----- GIVEN DATA

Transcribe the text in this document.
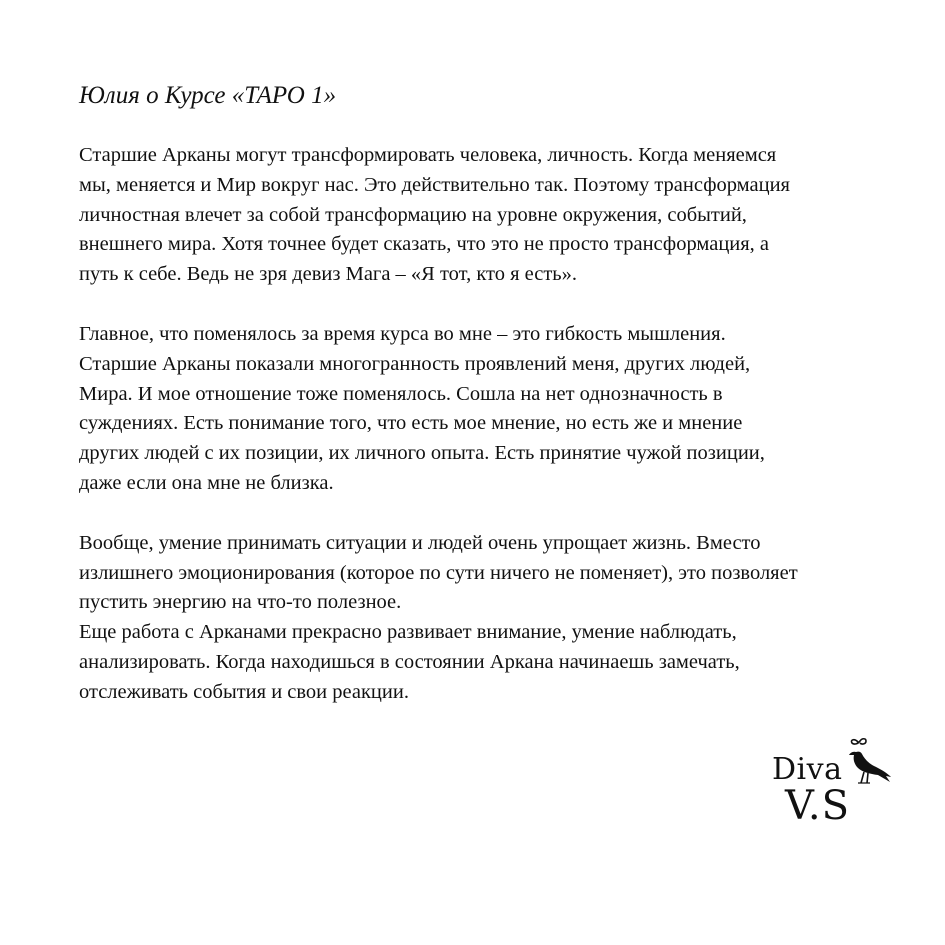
Юлия о Курсе «ТАРО 1»

Старшие Арканы могут трансформировать человека, личность. Когда меняемся
мы, меняется и Мир вокруг нас. Это действительно так. Поэтому трансформация
личностная влечет за собой трансформацию на уровне окружения, событий,
внешнего мира. Хотя точнее будет сказать, что это не просто трансформация, а
путь к себе. Ведь не зря девиз Мага – «Я тот, кто я есть».

Главное, что поменялось за время курса во мне – это гибкость мышления.
Старшие Арканы показали многогранность проявлений меня, других людей,
Мира. И мое отношение тоже поменялось. Сошла на нет однозначность в
суждениях. Есть понимание того, что есть мое мнение, но есть же и мнение
других людей с их позиции, их личного опыта. Есть принятие чужой позиции,
даже если она мне не близка.

Вообще, умение принимать ситуации и людей очень упрощает жизнь. Вместо
излишнего эмоционирования (которое по сути ничего не поменяет), это позволяет
пустить энергию на что-то полезное.
Еще работа с Арканами прекрасно развивает внимание, умение наблюдать,
анализировать. Когда находишься в состоянии Аркана начинаешь замечать,
отслеживать события и свои реакции.

Diva
V.S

----------

_TASK BRIEF:_
Tally the lines in the listing that hold "трансформация" and report the number alone.

_TASK RESULT:_
2